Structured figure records

** START **

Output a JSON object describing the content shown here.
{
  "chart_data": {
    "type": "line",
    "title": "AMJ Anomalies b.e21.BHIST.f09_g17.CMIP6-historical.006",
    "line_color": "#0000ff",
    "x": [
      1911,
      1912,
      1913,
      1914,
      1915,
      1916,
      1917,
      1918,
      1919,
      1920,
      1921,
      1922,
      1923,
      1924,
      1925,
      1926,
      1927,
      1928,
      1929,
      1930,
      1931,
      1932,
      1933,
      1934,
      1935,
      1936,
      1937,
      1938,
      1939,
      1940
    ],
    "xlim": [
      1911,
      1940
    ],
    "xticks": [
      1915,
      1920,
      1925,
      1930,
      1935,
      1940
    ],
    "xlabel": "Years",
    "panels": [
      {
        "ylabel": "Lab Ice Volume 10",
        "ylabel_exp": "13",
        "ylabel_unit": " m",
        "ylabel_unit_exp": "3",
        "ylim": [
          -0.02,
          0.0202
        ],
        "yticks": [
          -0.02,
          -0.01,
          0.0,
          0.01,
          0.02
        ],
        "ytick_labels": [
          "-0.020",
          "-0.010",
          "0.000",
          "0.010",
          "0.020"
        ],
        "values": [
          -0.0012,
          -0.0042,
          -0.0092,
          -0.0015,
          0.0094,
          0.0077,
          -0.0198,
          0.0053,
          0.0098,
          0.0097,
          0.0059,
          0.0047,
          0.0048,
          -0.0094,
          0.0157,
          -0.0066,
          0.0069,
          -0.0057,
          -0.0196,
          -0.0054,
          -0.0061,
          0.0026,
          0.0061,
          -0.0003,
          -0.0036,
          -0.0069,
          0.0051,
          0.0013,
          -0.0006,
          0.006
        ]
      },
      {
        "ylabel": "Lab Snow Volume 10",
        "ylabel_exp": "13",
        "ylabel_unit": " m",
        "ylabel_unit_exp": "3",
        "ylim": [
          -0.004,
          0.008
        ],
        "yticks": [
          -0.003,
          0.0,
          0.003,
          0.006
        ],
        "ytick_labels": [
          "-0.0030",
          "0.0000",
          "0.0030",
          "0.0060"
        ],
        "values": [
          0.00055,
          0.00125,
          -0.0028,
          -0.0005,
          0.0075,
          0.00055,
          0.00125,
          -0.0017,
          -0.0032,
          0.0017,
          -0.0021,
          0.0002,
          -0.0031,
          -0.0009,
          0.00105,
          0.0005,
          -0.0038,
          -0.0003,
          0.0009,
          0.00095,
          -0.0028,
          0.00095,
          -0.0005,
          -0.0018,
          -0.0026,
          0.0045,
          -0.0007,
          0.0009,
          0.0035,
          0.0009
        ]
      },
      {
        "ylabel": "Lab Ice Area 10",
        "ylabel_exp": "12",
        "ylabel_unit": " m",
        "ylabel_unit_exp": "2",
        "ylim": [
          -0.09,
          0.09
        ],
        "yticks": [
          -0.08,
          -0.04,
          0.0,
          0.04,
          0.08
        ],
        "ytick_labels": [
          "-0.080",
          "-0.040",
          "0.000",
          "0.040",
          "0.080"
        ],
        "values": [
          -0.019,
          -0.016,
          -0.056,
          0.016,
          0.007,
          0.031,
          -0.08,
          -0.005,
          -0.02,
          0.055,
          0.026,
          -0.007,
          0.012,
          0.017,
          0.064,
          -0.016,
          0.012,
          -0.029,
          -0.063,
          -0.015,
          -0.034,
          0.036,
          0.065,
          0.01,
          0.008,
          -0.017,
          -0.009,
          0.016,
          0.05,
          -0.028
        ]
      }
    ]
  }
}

** END **

## Directions
Please copy out each record, character for character.

## Expected output
Output a JSON object describing the content shown here.
{
  "chart_data": {
    "type": "line",
    "title": "AMJ Anomalies b.e21.BHIST.f09_g17.CMIP6-historical.006",
    "line_color": "#0000ff",
    "x": [
      1911,
      1912,
      1913,
      1914,
      1915,
      1916,
      1917,
      1918,
      1919,
      1920,
      1921,
      1922,
      1923,
      1924,
      1925,
      1926,
      1927,
      1928,
      1929,
      1930,
      1931,
      1932,
      1933,
      1934,
      1935,
      1936,
      1937,
      1938,
      1939,
      1940
    ],
    "xlim": [
      1911,
      1940
    ],
    "xticks": [
      1915,
      1920,
      1925,
      1930,
      1935,
      1940
    ],
    "xlabel": "Years",
    "panels": [
      {
        "ylabel": "Lab Ice Volume 10",
        "ylabel_exp": "13",
        "ylabel_unit": " m",
        "ylabel_unit_exp": "3",
        "ylim": [
          -0.02,
          0.0202
        ],
        "yticks": [
          -0.02,
          -0.01,
          0.0,
          0.01,
          0.02
        ],
        "ytick_labels": [
          "-0.020",
          "-0.010",
          "0.000",
          "0.010",
          "0.020"
        ],
        "values": [
          -0.0012,
          -0.0042,
          -0.0092,
          -0.0015,
          0.0094,
          0.0077,
          -0.0198,
          0.0053,
          0.0098,
          0.0097,
          0.0059,
          0.0047,
          0.0048,
          -0.0094,
          0.0157,
          -0.0066,
          0.0069,
          -0.0057,
          -0.0196,
          -0.0054,
          -0.0061,
          0.0026,
          0.0061,
          -0.0003,
          -0.0036,
          -0.0069,
          0.0051,
          0.0013,
          -0.0006,
          0.006
        ]
      },
      {
        "ylabel": "Lab Snow Volume 10",
        "ylabel_exp": "13",
        "ylabel_unit": " m",
        "ylabel_unit_exp": "3",
        "ylim": [
          -0.004,
          0.008
        ],
        "yticks": [
          -0.003,
          0.0,
          0.003,
          0.006
        ],
        "ytick_labels": [
          "-0.0030",
          "0.0000",
          "0.0030",
          "0.0060"
        ],
        "values": [
          0.00055,
          0.00125,
          -0.0028,
          -0.0005,
          0.0075,
          0.00055,
          0.00125,
          -0.0017,
          -0.0032,
          0.0017,
          -0.0021,
          0.0002,
          -0.0031,
          -0.0009,
          0.00105,
          0.0005,
          -0.0038,
          -0.0003,
          0.0009,
          0.00095,
          -0.0028,
          0.00095,
          -0.0005,
          -0.0018,
          -0.0026,
          0.0045,
          -0.0007,
          0.0009,
          0.0035,
          0.0009
        ]
      },
      {
        "ylabel": "Lab Ice Area 10",
        "ylabel_exp": "12",
        "ylabel_unit": " m",
        "ylabel_unit_exp": "2",
        "ylim": [
          -0.09,
          0.09
        ],
        "yticks": [
          -0.08,
          -0.04,
          0.0,
          0.04,
          0.08
        ],
        "ytick_labels": [
          "-0.080",
          "-0.040",
          "0.000",
          "0.040",
          "0.080"
        ],
        "values": [
          -0.019,
          -0.016,
          -0.056,
          0.016,
          0.007,
          0.031,
          -0.08,
          -0.005,
          -0.02,
          0.055,
          0.026,
          -0.007,
          0.012,
          0.017,
          0.064,
          -0.016,
          0.012,
          -0.029,
          -0.063,
          -0.015,
          -0.034,
          0.036,
          0.065,
          0.01,
          0.008,
          -0.017,
          -0.009,
          0.016,
          0.05,
          -0.028
        ]
      }
    ]
  }
}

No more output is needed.